Stored data entries
================
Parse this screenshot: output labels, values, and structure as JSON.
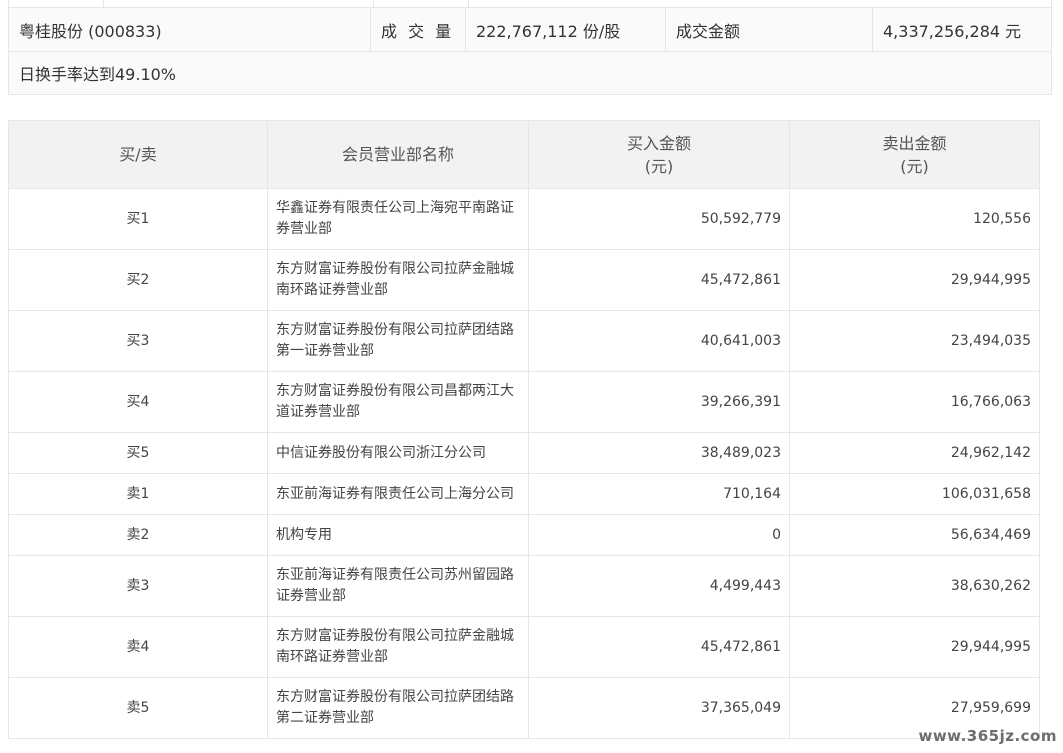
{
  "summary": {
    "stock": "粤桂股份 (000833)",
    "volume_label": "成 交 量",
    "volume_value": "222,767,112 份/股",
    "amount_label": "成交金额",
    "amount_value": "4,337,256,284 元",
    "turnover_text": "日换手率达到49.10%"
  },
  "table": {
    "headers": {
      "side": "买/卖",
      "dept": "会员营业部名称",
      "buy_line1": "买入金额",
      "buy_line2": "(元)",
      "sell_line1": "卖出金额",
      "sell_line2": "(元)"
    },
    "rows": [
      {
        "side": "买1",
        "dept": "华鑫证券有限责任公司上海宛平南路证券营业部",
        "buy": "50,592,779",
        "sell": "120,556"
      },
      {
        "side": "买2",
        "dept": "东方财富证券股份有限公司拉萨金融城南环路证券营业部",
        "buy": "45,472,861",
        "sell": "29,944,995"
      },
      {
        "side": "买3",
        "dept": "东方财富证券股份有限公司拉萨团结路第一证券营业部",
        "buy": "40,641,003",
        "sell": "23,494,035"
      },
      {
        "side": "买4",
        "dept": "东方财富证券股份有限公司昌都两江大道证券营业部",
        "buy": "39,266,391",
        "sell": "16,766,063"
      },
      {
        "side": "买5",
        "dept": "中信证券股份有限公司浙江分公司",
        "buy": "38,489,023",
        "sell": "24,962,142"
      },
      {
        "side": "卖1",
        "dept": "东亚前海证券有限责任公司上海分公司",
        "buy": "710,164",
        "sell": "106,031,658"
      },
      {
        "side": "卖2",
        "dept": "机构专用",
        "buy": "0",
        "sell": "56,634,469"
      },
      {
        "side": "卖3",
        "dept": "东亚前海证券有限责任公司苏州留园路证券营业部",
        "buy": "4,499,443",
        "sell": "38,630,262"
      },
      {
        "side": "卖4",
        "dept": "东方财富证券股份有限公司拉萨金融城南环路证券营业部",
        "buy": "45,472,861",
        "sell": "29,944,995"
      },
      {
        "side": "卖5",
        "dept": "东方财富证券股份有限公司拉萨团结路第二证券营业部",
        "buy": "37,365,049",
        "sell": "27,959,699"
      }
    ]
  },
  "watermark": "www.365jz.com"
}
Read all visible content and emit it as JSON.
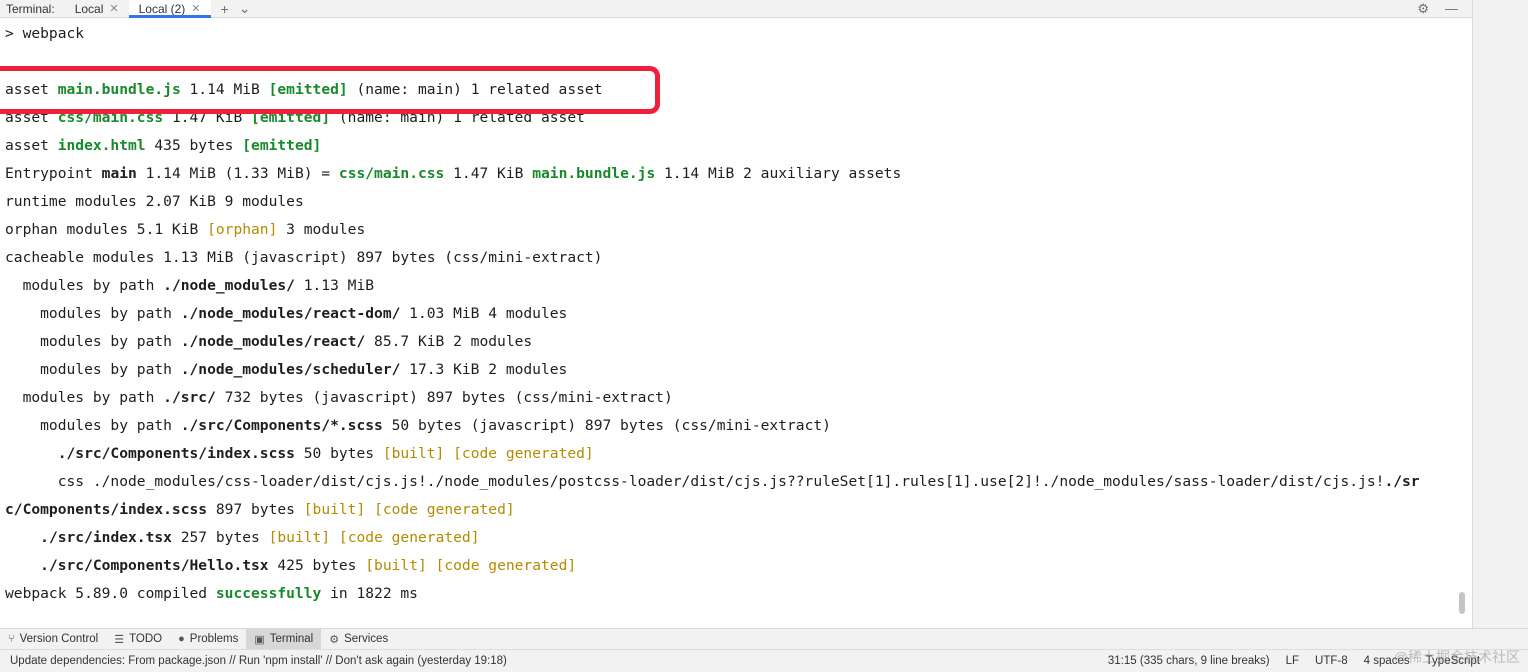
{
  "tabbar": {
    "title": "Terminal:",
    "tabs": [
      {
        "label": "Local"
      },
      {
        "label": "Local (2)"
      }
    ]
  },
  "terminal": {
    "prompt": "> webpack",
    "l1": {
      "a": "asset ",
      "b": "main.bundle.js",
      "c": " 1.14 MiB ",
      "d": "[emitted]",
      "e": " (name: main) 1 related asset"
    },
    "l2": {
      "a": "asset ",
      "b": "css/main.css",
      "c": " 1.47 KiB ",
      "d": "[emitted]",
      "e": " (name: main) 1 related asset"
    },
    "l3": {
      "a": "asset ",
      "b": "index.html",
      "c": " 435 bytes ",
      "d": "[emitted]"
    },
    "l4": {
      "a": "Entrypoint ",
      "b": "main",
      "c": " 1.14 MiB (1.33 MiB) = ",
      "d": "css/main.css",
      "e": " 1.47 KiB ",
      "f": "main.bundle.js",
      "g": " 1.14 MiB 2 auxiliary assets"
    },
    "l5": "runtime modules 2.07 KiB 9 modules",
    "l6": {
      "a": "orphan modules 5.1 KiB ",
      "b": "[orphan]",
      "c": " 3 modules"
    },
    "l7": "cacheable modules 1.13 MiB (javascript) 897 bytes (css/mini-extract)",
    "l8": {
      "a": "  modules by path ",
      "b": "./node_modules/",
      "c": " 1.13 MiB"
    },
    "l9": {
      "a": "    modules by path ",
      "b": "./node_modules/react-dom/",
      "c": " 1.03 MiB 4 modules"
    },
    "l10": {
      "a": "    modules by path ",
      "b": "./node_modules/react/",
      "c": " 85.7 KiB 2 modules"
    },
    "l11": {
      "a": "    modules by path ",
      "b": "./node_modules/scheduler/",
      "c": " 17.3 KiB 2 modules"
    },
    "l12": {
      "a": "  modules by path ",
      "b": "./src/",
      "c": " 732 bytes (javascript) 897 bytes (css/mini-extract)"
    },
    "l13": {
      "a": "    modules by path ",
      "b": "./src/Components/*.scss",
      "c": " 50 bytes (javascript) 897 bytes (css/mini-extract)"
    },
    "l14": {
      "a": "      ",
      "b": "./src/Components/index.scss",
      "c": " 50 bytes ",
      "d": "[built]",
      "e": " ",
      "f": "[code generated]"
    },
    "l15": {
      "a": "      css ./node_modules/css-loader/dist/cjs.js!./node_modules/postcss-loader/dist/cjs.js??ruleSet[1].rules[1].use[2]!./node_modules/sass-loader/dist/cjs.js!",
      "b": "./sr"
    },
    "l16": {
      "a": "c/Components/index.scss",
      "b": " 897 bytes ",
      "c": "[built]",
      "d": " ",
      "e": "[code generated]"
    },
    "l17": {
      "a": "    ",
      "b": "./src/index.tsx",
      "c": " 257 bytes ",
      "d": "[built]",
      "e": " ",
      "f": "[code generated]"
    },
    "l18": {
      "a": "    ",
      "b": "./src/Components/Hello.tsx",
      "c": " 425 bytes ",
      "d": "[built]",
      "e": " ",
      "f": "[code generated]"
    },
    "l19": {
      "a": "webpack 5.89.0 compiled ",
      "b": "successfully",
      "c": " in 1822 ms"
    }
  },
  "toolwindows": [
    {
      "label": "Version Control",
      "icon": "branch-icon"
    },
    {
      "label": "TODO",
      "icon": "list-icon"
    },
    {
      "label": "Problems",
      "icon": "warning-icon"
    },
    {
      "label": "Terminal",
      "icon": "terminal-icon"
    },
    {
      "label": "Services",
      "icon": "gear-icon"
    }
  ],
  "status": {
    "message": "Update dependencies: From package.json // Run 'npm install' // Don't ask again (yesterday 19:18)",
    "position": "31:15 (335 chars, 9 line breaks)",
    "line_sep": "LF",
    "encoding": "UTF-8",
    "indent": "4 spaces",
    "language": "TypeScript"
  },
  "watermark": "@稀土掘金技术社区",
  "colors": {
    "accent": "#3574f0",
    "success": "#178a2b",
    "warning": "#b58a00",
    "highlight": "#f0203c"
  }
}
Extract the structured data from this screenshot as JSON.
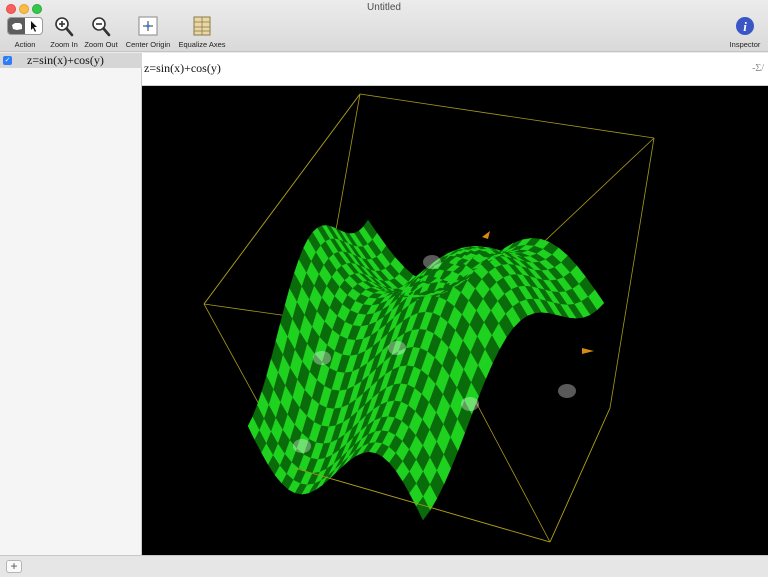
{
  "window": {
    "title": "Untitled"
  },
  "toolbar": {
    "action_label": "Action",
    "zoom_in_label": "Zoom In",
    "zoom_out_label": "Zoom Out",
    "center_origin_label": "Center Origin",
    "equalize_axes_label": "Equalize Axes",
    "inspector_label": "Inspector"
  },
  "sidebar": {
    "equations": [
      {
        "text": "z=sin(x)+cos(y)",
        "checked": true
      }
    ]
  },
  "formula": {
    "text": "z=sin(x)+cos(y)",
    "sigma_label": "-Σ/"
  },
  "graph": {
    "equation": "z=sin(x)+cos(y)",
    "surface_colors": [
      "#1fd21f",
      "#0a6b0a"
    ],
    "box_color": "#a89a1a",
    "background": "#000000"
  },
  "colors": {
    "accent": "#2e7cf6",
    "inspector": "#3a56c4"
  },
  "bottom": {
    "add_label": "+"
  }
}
================
* [Aim] Copy out every line with the word "Components".

* [The answer]
      "b": "./src/Components/*.scss",
      "b": "./src/Components/index.scss",
      "a": "c/Components/index.scss",
      "b": "./src/Components/Hello.tsx",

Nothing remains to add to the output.